In hoger beroep heeft [appellant] drie grieven ingediend. Het hof heeft geoordeeld dat de kantonrechter ten onrechte heeft geoordeeld dat er geen overeenkomst tot stand was gekomen. Het hof heeft vastgesteld dat [geïntimeerden] niet voldoende hebben betwist dat de overeenkomst met hen is gesloten en niet met de besloten vennootschap [B.V. X]. Het hof heeft ook geoordeeld dat [appellant] tijdig heeft geklaagd binnen de garantieperiode van twee jaar.

Het hof heeft het vonnis van de kantonrechter vernietigd en [geïntimeerden] veroordeeld tot betaling van € 2.372,= aan [appellant], te vermeerderen met wettelijke rente vanaf 28 mei 2009. Tevens zijn [geïntimeerden] veroordeeld in de kosten van het geding in beide instanties. De uitspraak is gedaan op 22 maart 2011 door het Gerechtshof Leeuwarden.

Uitspraak

Arrest d.d. 22 maart 2011
Zaaknummer 200.053.920/01
HET GERECHTSHOF TE LEEUWARDEN
Arrest van de vierde kamer voor burgerlijke zaken in de zaak van:
[appellant],
wonende te [woonplaats],
appellant,
in eerste aanleg: eiser,
hierna te noemen: [appellant],
advocaat: mr. C. Elsinga, kantoorhoudende te Sneek,
tegen
1. [geïntimeerde 1],
wonende te [woonplaats],
2. [geïntimeerde 2],
wonende te [woonplaats],
geïntimeerden,
in eerste aanleg: gedaagden,
hierna gezamenlijk te noemen: [geïntimeerden],
advocaat: mr. H.H. Gerdes, kantoorhoudende te Groningen.
Het geding in eerste instantie
In eerste aanleg is geprocedeerd en beslist zoals weergegeven in de vonnissen uitgesproken op 28 juli 2009 en 8 december 2009 door de rechtbank Groningen, sector kanton, locatie Winschoten (de kantonrechter).
Het geding in hoger beroep
Bij exploot van 7 januari 2010 is door [appellant] hoger beroep ingesteld van de genoemde vonnissen met dagvaarding van [geïntimeerden] tegen de zitting van 26 januari 2010. Bij exploot van 8 februari 2010 is dit exploot hersteld en zijn [geïntimeerden] opgeroepen tegen 16 februari 2010.
De conclusie van de memorie van grieven luidt:
"te beslissen overeenkomstig de eis in de appèldagvaarding".
Bij memorie van antwoord is door [geïntimeerden] verweer gevoerd met als conclusie:
"bij arrest, uitvoerbaar bij voorraad:
I. Te bekrachtigen de vonnissen waarvan beroep;
II. [appellant] te veroordelen in de kosten van dit hoger beroep."
Ten slotte hebben partijen de stukken overgelegd voor het wijzen van arrest.
De grieven
[appellant] heeft drie grieven opgeworpen tegen het vonnis van 8 december 2009.

__Jouw opdracht__: Geef uit de uitspraak hierboven letterlijk het gedeelte weer dat opent met de woorden waarin "Bij memorie van" staat en sluit met "wijzen van arrest.".

__Uittreksel dataset__:

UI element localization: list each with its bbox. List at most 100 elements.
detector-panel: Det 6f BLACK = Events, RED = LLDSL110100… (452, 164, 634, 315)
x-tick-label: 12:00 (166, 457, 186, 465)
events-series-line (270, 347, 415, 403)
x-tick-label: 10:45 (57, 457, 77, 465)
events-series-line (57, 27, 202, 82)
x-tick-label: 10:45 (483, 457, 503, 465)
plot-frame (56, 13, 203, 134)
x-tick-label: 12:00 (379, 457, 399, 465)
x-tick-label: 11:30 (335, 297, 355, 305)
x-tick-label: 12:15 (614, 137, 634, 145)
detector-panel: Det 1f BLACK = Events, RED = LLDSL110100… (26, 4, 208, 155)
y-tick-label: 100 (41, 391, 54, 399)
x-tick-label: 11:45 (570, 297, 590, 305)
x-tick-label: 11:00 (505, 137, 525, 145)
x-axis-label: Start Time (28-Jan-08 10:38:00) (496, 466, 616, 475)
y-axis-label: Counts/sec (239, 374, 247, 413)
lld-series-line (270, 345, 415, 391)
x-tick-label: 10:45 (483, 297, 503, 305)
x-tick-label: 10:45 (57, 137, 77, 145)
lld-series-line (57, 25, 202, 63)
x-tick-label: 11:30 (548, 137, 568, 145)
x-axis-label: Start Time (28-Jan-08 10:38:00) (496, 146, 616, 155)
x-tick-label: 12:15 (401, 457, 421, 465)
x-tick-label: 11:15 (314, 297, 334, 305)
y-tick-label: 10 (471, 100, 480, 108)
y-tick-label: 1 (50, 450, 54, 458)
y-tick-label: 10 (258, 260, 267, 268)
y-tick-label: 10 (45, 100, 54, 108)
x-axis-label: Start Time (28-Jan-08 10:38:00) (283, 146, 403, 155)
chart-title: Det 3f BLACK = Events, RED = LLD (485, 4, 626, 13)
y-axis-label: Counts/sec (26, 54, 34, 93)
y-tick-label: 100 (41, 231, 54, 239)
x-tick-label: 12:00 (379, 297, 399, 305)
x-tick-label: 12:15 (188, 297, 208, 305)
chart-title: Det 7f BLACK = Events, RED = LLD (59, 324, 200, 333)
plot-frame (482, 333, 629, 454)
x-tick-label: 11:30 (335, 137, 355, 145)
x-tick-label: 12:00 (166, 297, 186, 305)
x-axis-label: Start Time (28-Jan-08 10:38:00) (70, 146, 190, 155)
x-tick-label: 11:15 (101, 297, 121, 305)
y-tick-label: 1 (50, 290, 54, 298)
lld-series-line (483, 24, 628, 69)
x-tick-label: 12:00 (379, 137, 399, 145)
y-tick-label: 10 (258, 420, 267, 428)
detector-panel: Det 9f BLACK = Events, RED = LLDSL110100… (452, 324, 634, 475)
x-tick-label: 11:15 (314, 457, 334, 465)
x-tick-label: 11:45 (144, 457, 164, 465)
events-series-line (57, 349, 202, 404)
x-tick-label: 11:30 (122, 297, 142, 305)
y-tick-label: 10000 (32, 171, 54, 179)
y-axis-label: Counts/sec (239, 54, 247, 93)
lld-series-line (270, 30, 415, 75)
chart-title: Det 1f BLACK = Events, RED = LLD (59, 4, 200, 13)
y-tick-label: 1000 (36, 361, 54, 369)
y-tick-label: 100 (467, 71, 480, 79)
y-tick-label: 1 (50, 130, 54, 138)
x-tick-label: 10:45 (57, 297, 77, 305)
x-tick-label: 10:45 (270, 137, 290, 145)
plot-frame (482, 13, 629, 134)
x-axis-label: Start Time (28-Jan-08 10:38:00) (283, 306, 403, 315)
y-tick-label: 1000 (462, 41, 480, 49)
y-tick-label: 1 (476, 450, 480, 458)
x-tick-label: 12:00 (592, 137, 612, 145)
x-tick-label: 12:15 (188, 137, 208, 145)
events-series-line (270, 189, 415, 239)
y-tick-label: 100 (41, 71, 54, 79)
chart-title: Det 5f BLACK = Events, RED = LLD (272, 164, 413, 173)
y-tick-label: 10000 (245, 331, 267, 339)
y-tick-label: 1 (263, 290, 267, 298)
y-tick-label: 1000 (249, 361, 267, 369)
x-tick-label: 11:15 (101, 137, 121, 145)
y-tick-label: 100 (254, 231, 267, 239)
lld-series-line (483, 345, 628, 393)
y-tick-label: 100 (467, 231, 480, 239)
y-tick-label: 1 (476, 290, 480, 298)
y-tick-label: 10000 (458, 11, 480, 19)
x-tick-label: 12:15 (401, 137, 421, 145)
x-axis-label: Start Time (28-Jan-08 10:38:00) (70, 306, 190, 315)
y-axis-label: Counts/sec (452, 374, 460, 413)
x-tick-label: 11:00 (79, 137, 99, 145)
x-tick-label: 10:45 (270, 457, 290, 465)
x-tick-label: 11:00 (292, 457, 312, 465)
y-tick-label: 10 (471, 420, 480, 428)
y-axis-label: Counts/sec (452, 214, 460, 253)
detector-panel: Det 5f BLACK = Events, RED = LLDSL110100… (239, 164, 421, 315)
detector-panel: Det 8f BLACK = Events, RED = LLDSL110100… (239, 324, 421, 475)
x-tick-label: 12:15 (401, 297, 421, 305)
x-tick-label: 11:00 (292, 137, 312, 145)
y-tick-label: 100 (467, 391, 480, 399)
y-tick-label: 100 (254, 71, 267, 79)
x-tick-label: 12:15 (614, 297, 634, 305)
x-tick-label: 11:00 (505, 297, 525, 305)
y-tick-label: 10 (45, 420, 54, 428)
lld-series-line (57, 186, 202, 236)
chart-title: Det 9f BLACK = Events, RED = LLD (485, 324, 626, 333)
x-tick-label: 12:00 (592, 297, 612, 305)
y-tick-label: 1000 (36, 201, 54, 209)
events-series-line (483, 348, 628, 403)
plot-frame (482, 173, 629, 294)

__Resultaat opdracht__:
Bij memorie van antwoord is door [geïntimeerden] verweer gevoerd met als conclusie:
"bij arrest, uitvoerbaar bij voorraad:
I. Te bekrachtigen de vonnissen waarvan beroep;
II. [appellant] te veroordelen in de kosten van dit hoger beroep."
Ten slotte hebben partijen de stukken overgelegd voor het wijzen van arrest.